§ What to do: Print the records below word for word, but leave out the pictures.

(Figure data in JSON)
-=-=-=-=-

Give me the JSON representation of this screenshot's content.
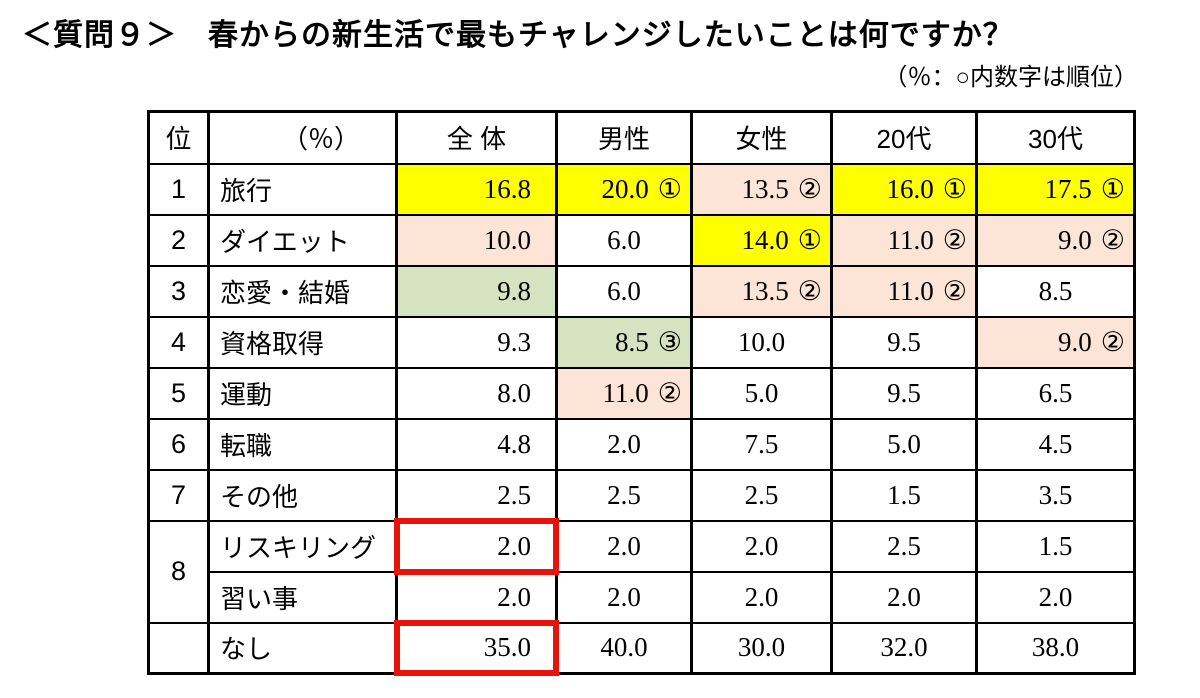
{
  "chart_data": {
    "type": "table",
    "title": "＜質問９＞　春からの新生活で最もチャレンジしたいことは何ですか？",
    "note": "（％：○内数字は順位）",
    "unit": "%",
    "rank_header": "位",
    "item_header": "（％）",
    "columns": [
      "全 体",
      "男性",
      "女性",
      "20代",
      "30代"
    ],
    "rows": [
      {
        "rank": "1",
        "item": "旅行",
        "cells": [
          {
            "v": "16.8",
            "bg": "y"
          },
          {
            "v": "20.0",
            "c": "①",
            "bg": "y"
          },
          {
            "v": "13.5",
            "c": "②",
            "bg": "p"
          },
          {
            "v": "16.0",
            "c": "①",
            "bg": "y"
          },
          {
            "v": "17.5",
            "c": "①",
            "bg": "y"
          }
        ]
      },
      {
        "rank": "2",
        "item": "ダイエット",
        "cells": [
          {
            "v": "10.0",
            "bg": "p"
          },
          {
            "v": "6.0"
          },
          {
            "v": "14.0",
            "c": "①",
            "bg": "y"
          },
          {
            "v": "11.0",
            "c": "②",
            "bg": "p"
          },
          {
            "v": "9.0",
            "c": "②",
            "bg": "p"
          }
        ]
      },
      {
        "rank": "3",
        "item": "恋愛・結婚",
        "cells": [
          {
            "v": "9.8",
            "bg": "g"
          },
          {
            "v": "6.0"
          },
          {
            "v": "13.5",
            "c": "②",
            "bg": "p"
          },
          {
            "v": "11.0",
            "c": "②",
            "bg": "p"
          },
          {
            "v": "8.5"
          }
        ]
      },
      {
        "rank": "4",
        "item": "資格取得",
        "cells": [
          {
            "v": "9.3"
          },
          {
            "v": "8.5",
            "c": "③",
            "bg": "g"
          },
          {
            "v": "10.0"
          },
          {
            "v": "9.5"
          },
          {
            "v": "9.0",
            "c": "②",
            "bg": "p"
          }
        ]
      },
      {
        "rank": "5",
        "item": "運動",
        "cells": [
          {
            "v": "8.0"
          },
          {
            "v": "11.0",
            "c": "②",
            "bg": "p"
          },
          {
            "v": "5.0"
          },
          {
            "v": "9.5"
          },
          {
            "v": "6.5"
          }
        ]
      },
      {
        "rank": "6",
        "item": "転職",
        "cells": [
          {
            "v": "4.8"
          },
          {
            "v": "2.0"
          },
          {
            "v": "7.5"
          },
          {
            "v": "5.0"
          },
          {
            "v": "4.5"
          }
        ]
      },
      {
        "rank": "7",
        "item": "その他",
        "cells": [
          {
            "v": "2.5"
          },
          {
            "v": "2.5"
          },
          {
            "v": "2.5"
          },
          {
            "v": "1.5"
          },
          {
            "v": "3.5"
          }
        ]
      },
      {
        "rank": "8",
        "rowspan": 2,
        "item": "リスキリング",
        "cells": [
          {
            "v": "2.0",
            "box": true
          },
          {
            "v": "2.0"
          },
          {
            "v": "2.0"
          },
          {
            "v": "2.5"
          },
          {
            "v": "1.5"
          }
        ]
      },
      {
        "rank": null,
        "item": "習い事",
        "cells": [
          {
            "v": "2.0"
          },
          {
            "v": "2.0"
          },
          {
            "v": "2.0"
          },
          {
            "v": "2.0"
          },
          {
            "v": "2.0"
          }
        ]
      },
      {
        "rank": "",
        "item": "なし",
        "cells": [
          {
            "v": "35.0",
            "box": true
          },
          {
            "v": "40.0"
          },
          {
            "v": "30.0"
          },
          {
            "v": "32.0"
          },
          {
            "v": "38.0"
          }
        ]
      }
    ],
    "highlight_colors": {
      "rank1": "#FFFF00",
      "rank2": "#FCE4D6",
      "rank3": "#D6E3C0"
    },
    "highlight_box_color": "#E8140C"
  }
}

-=-=-=-=-

§ Complete answer:
Give me the JSON representation of this screenshot's content.
{
  "chart_data": {
    "type": "table",
    "title": "＜質問９＞　春からの新生活で最もチャレンジしたいことは何ですか？",
    "note": "（％：○内数字は順位）",
    "unit": "%",
    "rank_header": "位",
    "item_header": "（％）",
    "columns": [
      "全 体",
      "男性",
      "女性",
      "20代",
      "30代"
    ],
    "rows": [
      {
        "rank": "1",
        "item": "旅行",
        "cells": [
          {
            "v": "16.8",
            "bg": "y"
          },
          {
            "v": "20.0",
            "c": "①",
            "bg": "y"
          },
          {
            "v": "13.5",
            "c": "②",
            "bg": "p"
          },
          {
            "v": "16.0",
            "c": "①",
            "bg": "y"
          },
          {
            "v": "17.5",
            "c": "①",
            "bg": "y"
          }
        ]
      },
      {
        "rank": "2",
        "item": "ダイエット",
        "cells": [
          {
            "v": "10.0",
            "bg": "p"
          },
          {
            "v": "6.0"
          },
          {
            "v": "14.0",
            "c": "①",
            "bg": "y"
          },
          {
            "v": "11.0",
            "c": "②",
            "bg": "p"
          },
          {
            "v": "9.0",
            "c": "②",
            "bg": "p"
          }
        ]
      },
      {
        "rank": "3",
        "item": "恋愛・結婚",
        "cells": [
          {
            "v": "9.8",
            "bg": "g"
          },
          {
            "v": "6.0"
          },
          {
            "v": "13.5",
            "c": "②",
            "bg": "p"
          },
          {
            "v": "11.0",
            "c": "②",
            "bg": "p"
          },
          {
            "v": "8.5"
          }
        ]
      },
      {
        "rank": "4",
        "item": "資格取得",
        "cells": [
          {
            "v": "9.3"
          },
          {
            "v": "8.5",
            "c": "③",
            "bg": "g"
          },
          {
            "v": "10.0"
          },
          {
            "v": "9.5"
          },
          {
            "v": "9.0",
            "c": "②",
            "bg": "p"
          }
        ]
      },
      {
        "rank": "5",
        "item": "運動",
        "cells": [
          {
            "v": "8.0"
          },
          {
            "v": "11.0",
            "c": "②",
            "bg": "p"
          },
          {
            "v": "5.0"
          },
          {
            "v": "9.5"
          },
          {
            "v": "6.5"
          }
        ]
      },
      {
        "rank": "6",
        "item": "転職",
        "cells": [
          {
            "v": "4.8"
          },
          {
            "v": "2.0"
          },
          {
            "v": "7.5"
          },
          {
            "v": "5.0"
          },
          {
            "v": "4.5"
          }
        ]
      },
      {
        "rank": "7",
        "item": "その他",
        "cells": [
          {
            "v": "2.5"
          },
          {
            "v": "2.5"
          },
          {
            "v": "2.5"
          },
          {
            "v": "1.5"
          },
          {
            "v": "3.5"
          }
        ]
      },
      {
        "rank": "8",
        "rowspan": 2,
        "item": "リスキリング",
        "cells": [
          {
            "v": "2.0",
            "box": true
          },
          {
            "v": "2.0"
          },
          {
            "v": "2.0"
          },
          {
            "v": "2.5"
          },
          {
            "v": "1.5"
          }
        ]
      },
      {
        "rank": null,
        "item": "習い事",
        "cells": [
          {
            "v": "2.0"
          },
          {
            "v": "2.0"
          },
          {
            "v": "2.0"
          },
          {
            "v": "2.0"
          },
          {
            "v": "2.0"
          }
        ]
      },
      {
        "rank": "",
        "item": "なし",
        "cells": [
          {
            "v": "35.0",
            "box": true
          },
          {
            "v": "40.0"
          },
          {
            "v": "30.0"
          },
          {
            "v": "32.0"
          },
          {
            "v": "38.0"
          }
        ]
      }
    ],
    "highlight_colors": {
      "rank1": "#FFFF00",
      "rank2": "#FCE4D6",
      "rank3": "#D6E3C0"
    },
    "highlight_box_color": "#E8140C"
  }
}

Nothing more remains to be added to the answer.